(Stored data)
------------------------------------

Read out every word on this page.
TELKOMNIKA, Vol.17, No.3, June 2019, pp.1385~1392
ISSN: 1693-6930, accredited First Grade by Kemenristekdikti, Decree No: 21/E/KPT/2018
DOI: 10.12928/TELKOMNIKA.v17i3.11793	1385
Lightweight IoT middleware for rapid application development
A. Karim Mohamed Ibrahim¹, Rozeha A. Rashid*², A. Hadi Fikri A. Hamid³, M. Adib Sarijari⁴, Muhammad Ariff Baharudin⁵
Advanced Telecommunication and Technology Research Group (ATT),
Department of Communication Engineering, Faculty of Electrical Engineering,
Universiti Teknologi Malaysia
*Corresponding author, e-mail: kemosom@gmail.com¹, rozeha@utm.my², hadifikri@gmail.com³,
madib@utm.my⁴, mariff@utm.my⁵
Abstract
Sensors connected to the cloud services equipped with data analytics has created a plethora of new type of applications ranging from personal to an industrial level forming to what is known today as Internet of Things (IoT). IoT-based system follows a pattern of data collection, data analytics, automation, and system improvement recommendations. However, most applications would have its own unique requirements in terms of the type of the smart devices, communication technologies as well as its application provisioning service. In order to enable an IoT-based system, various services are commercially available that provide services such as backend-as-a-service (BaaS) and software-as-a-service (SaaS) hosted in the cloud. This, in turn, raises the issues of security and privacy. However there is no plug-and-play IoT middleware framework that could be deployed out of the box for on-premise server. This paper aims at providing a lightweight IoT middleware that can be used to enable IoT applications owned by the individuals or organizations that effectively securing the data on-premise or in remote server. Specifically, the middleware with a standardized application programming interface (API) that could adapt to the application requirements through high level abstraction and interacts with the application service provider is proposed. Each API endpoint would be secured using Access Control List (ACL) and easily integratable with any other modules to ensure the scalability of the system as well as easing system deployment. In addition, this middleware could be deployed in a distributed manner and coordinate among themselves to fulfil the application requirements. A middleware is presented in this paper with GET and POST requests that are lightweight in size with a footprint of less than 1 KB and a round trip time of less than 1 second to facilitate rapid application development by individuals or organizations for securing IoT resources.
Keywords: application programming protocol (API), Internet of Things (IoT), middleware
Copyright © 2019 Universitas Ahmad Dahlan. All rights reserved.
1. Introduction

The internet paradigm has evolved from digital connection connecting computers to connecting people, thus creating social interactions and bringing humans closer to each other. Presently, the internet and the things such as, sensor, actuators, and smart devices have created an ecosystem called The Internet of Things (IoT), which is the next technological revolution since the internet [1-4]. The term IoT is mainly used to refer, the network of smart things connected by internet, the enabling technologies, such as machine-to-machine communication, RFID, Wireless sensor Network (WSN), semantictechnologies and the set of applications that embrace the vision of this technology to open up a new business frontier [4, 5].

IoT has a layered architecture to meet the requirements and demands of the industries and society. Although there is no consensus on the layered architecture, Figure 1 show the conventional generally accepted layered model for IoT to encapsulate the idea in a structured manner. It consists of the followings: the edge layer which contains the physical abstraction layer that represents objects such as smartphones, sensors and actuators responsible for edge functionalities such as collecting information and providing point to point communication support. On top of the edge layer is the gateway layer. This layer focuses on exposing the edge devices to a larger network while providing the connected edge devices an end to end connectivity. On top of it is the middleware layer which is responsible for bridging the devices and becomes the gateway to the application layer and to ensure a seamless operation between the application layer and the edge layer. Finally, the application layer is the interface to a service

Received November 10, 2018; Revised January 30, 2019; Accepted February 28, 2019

------------------------------------

Required work: All of the entries above need to be reproduced exactly.

Exercise result:
Read out every word on this page.
TELKOMNIKA, Vol.17, No.3, June 2019, pp.1385~1392
ISSN: 1693-6930, accredited First Grade by Kemenristekdikti, Decree No: 21/E/KPT/2018
DOI: 10.12928/TELKOMNIKA.v17i3.11793	1385
Lightweight IoT middleware for rapid application development
A. Karim Mohamed Ibrahim¹, Rozeha A. Rashid*², A. Hadi Fikri A. Hamid³, M. Adib Sarijari⁴, Muhammad Ariff Baharudin⁵
Advanced Telecommunication and Technology Research Group (ATT),
Department of Communication Engineering, Faculty of Electrical Engineering,
Universiti Teknologi Malaysia
*Corresponding author, e-mail: kemosom@gmail.com¹, rozeha@utm.my², hadifikri@gmail.com³,
madib@utm.my⁴, mariff@utm.my⁵
Abstract
Sensors connected to the cloud services equipped with data analytics has created a plethora of new type of applications ranging from personal to an industrial level forming to what is known today as Internet of Things (IoT). IoT-based system follows a pattern of data collection, data analytics, automation, and system improvement recommendations. However, most applications would have its own unique requirements in terms of the type of the smart devices, communication technologies as well as its application provisioning service. In order to enable an IoT-based system, various services are commercially available that provide services such as backend-as-a-service (BaaS) and software-as-a-service (SaaS) hosted in the cloud. This, in turn, raises the issues of security and privacy. However there is no plug-and-play IoT middleware framework that could be deployed out of the box for on-premise server. This paper aims at providing a lightweight IoT middleware that can be used to enable IoT applications owned by the individuals or organizations that effectively securing the data on-premise or in remote server. Specifically, the middleware with a standardized application programming interface (API) that could adapt to the application requirements through high level abstraction and interacts with the application service provider is proposed. Each API endpoint would be secured using Access Control List (ACL) and easily integratable with any other modules to ensure the scalability of the system as well as easing system deployment. In addition, this middleware could be deployed in a distributed manner and coordinate among themselves to fulfil the application requirements. A middleware is presented in this paper with GET and POST requests that are lightweight in size with a footprint of less than 1 KB and a round trip time of less than 1 second to facilitate rapid application development by individuals or organizations for securing IoT resources.
Keywords: application programming protocol (API), Internet of Things (IoT), middleware
Copyright © 2019 Universitas Ahmad Dahlan. All rights reserved.
1. Introduction

The internet paradigm has evolved from digital connection connecting computers to connecting people, thus creating social interactions and bringing humans closer to each other. Presently, the internet and the things such as, sensor, actuators, and smart devices have created an ecosystem called The Internet of Things (IoT), which is the next technological revolution since the internet [1-4]. The term IoT is mainly used to refer, the network of smart things connected by internet, the enabling technologies, such as machine-to-machine communication, RFID, Wireless sensor Network (WSN), semantictechnologies and the set of applications that embrace the vision of this technology to open up a new business frontier [4, 5].

IoT has a layered architecture to meet the requirements and demands of the industries and society. Although there is no consensus on the layered architecture, Figure 1 show the conventional generally accepted layered model for IoT to encapsulate the idea in a structured manner. It consists of the followings: the edge layer which contains the physical abstraction layer that represents objects such as smartphones, sensors and actuators responsible for edge functionalities such as collecting information and providing point to point communication support. On top of the edge layer is the gateway layer. This layer focuses on exposing the edge devices to a larger network while providing the connected edge devices an end to end connectivity. On top of it is the middleware layer which is responsible for bridging the devices and becomes the gateway to the application layer and to ensure a seamless operation between the application layer and the edge layer. Finally, the application layer is the interface to a service

Received November 10, 2018; Revised January 30, 2019; Accepted February 28, 2019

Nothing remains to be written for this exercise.